1. Why Are You to Listen to God?

Let me give just three of a number of reasons:

The first is that our God speaks and supremely in and through Jesus Christ. That is why we need to listen to God. For in speaking he is so unlike any other alleged god or ultimate being or entity. As Hebrews 1.1-3 say:

Long ago, at many times and in many ways, God spoke to our fathers by the prophets, but in these last days he has spoken to us by his Son, whom he appointed the heir of all things, through whom also he created the world. He is the radiance of the glory of God and the exact imprint of his nature, and he upholds the universe by the word of his power. After making purification for sins, he sat down at the right hand of the Majesty on high.

So as God speaks to us, you need to listen to him. It is as simple as that. Supremely you need to listen to what God says through the Old Testament prophets and others about the promised Messiah, the Christ, and about the world and the human race. Also, of course, you need to listen to the New Testament on how Jesus lived and taught, died for our sins, rose again and is ascended back to his Father. There he is now, reigning and ruling. However, he will return cosmically, but visibly, one day to judge the living and the dead. That is why the New Testament is so important. And the Resurrection of Jesus leaving an Empty Tomb is hard evidence for the reliability of the rest of God's written word, which Jesus endorses. So the Bible deals with reality, not myth; and fact, not fiction.

Why listen to God? The first answer is because God is speaking, and speaking to you supremely in, and through, Jesus, our Saviour, as recorded in the New Testament and prefigured in the Old Testament.

But secondly, you need the truth, because conforming to error and evil is so easy.

From the proceedings of the Newcastle Coroner's Court, this past week, we've seen that (nation-wide) in the tragic death of a Newcastle student. And there are so many lies going around in this 21st century – not only about excessive drinking. Therefore, you need some benchmark – some reliable source of truth. That is because, as the sociologists tell us, our social environment powerfully conditions our beliefs. So some post-Christian individual says that this or that clearly immoral behaviour is right, or that some fundamental Christian doctrine that the Bible clearly teaches is wrong. Then probably not just reason dictates your response. For you may be led to believe and act against reason.

That is because, in place in our wider society, are what are called 'plausibility structures'. They mean you can be conditioned to feel that such new immoral teaching or new false ideas are to be believed. 'Conditioning', of course, is the friendly term. The unfriendly term is 'brainwashing'. And this conditioning (or brainwashing) comes from education, the media, legal judgments in our law courts, theologically heretical clergy, and from elsewhere. And all this is not just a hunch. There is good evidence in the form of the Asch Experiment, named after the psychologist, Solomon Asch. Some of you will have heard of it. For those of you that haven't, the experiment takes the following form.

[Records from a dataset]
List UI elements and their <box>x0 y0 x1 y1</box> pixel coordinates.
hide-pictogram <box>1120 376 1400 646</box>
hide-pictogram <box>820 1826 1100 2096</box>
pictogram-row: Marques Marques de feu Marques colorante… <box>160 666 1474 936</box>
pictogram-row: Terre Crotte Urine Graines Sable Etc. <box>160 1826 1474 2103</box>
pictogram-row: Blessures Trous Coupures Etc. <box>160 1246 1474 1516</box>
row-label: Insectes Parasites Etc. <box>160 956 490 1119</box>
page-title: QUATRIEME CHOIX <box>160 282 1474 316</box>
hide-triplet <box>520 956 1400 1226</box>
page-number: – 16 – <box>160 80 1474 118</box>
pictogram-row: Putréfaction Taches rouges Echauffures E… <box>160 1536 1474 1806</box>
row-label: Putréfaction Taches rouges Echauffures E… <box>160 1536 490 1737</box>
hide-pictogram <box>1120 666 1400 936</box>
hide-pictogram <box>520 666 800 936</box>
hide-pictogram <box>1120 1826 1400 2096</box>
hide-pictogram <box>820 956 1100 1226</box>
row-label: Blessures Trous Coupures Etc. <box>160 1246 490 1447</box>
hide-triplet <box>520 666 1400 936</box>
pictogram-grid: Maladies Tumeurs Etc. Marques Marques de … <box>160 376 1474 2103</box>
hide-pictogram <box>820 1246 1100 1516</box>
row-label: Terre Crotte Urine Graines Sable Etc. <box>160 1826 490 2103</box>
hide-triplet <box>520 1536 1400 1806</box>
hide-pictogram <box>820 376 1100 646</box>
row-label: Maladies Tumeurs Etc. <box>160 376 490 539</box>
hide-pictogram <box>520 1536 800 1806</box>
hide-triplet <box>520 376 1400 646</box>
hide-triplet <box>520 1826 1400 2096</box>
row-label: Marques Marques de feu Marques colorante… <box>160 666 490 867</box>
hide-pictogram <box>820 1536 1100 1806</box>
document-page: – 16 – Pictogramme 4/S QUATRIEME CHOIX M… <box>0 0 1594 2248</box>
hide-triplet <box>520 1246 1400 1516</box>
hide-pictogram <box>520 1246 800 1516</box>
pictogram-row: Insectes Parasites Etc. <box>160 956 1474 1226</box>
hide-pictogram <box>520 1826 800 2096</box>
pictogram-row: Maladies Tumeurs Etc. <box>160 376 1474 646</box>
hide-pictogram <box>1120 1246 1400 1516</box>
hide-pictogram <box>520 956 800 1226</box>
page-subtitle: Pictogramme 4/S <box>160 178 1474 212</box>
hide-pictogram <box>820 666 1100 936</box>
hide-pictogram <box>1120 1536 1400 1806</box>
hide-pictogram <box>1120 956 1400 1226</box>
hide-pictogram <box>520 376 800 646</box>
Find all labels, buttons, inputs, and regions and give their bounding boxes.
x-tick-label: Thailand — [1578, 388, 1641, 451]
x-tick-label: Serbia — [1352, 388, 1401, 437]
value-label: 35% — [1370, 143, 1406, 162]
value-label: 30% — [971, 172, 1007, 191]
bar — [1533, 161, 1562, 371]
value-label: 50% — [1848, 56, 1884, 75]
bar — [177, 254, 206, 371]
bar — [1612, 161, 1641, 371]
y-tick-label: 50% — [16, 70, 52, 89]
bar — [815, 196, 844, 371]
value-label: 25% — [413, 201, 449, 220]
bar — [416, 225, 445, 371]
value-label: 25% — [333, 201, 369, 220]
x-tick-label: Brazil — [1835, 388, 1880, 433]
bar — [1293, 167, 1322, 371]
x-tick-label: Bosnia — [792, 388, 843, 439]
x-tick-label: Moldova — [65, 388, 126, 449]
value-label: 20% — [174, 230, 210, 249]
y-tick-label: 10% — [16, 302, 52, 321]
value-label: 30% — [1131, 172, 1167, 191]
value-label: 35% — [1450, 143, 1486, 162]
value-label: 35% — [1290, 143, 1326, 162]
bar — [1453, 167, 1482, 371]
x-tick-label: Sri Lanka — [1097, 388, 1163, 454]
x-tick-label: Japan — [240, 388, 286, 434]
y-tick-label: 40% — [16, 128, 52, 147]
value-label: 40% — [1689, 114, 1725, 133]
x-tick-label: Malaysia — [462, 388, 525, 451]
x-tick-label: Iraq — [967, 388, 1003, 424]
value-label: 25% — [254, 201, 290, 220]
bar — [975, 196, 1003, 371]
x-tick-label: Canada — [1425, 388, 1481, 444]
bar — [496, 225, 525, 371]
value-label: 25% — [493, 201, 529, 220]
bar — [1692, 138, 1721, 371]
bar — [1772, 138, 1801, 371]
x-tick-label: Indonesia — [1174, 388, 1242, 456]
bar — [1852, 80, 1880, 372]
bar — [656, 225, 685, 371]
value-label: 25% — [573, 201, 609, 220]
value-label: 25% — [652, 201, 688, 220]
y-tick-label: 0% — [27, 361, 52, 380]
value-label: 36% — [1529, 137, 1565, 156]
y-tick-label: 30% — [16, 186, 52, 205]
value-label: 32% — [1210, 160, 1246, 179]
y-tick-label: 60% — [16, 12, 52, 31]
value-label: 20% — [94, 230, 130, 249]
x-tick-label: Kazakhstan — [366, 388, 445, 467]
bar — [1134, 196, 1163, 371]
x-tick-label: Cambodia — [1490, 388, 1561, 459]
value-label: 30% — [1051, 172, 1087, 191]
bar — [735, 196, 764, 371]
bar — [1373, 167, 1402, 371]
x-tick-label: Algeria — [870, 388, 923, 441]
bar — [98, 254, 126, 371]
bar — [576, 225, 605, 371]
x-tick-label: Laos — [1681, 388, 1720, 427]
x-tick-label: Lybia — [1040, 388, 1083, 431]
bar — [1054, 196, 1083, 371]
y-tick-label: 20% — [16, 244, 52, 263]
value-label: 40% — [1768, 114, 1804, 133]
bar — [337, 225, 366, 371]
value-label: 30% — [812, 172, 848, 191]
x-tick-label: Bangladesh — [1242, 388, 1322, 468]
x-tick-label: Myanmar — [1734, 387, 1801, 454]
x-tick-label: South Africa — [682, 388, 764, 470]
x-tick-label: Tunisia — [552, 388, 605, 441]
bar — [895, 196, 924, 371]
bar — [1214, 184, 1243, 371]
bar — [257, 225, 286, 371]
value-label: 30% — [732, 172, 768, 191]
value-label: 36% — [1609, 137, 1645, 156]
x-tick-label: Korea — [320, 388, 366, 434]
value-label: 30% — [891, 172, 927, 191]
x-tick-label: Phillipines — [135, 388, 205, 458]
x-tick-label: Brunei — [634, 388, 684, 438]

### [Tasks]
#1 Translate this sentence from the text on listening to God into Spanish: "But secondly, you need the truth, because conforming to error and evil is so easy."
#2 Reproduce the listing line for line, everything from its first line down to the line that contains "pictogram-row: Insectes Parasites", with both of those lines included.
The text on listening to God and the listing are independent of each other.

### [Results]
#1 Pero, en segundo lugar, necesitas la verdad, porque conformarse al error y al mal es muy fácil.

#2
List UI elements and their <box>x0 y0 x1 y1</box> pixel coordinates.
hide-pictogram <box>1120 376 1400 646</box>
hide-pictogram <box>820 1826 1100 2096</box>
pictogram-row: Marques Marques de feu Marques colorante… <box>160 666 1474 936</box>
pictogram-row: Terre Crotte Urine Graines Sable Etc. <box>160 1826 1474 2103</box>
pictogram-row: Blessures Trous Coupures Etc. <box>160 1246 1474 1516</box>
row-label: Insectes Parasites Etc. <box>160 956 490 1119</box>
page-title: QUATRIEME CHOIX <box>160 282 1474 316</box>
hide-triplet <box>520 956 1400 1226</box>
page-number: – 16 – <box>160 80 1474 118</box>
pictogram-row: Putréfaction Taches rouges Echauffures E… <box>160 1536 1474 1806</box>
row-label: Putréfaction Taches rouges Echauffures E… <box>160 1536 490 1737</box>
hide-pictogram <box>1120 666 1400 936</box>
hide-pictogram <box>520 666 800 936</box>
hide-pictogram <box>1120 1826 1400 2096</box>
hide-pictogram <box>820 956 1100 1226</box>
row-label: Blessures Trous Coupures Etc. <box>160 1246 490 1447</box>
hide-triplet <box>520 666 1400 936</box>
pictogram-grid: Maladies Tumeurs Etc. Marques Marques de … <box>160 376 1474 2103</box>
hide-pictogram <box>820 1246 1100 1516</box>
row-label: Terre Crotte Urine Graines Sable Etc. <box>160 1826 490 2103</box>
hide-triplet <box>520 1536 1400 1806</box>
hide-pictogram <box>820 376 1100 646</box>
row-label: Maladies Tumeurs Etc. <box>160 376 490 539</box>
hide-pictogram <box>520 1536 800 1806</box>
hide-triplet <box>520 376 1400 646</box>
hide-triplet <box>520 1826 1400 2096</box>
row-label: Marques Marques de feu Marques colorante… <box>160 666 490 867</box>
hide-pictogram <box>820 1536 1100 1806</box>
document-page: – 16 – Pictogramme 4/S QUATRIEME CHOIX M… <box>0 0 1594 2248</box>
hide-triplet <box>520 1246 1400 1516</box>
hide-pictogram <box>520 1246 800 1516</box>
pictogram-row: Insectes Parasites Etc. <box>160 956 1474 1226</box>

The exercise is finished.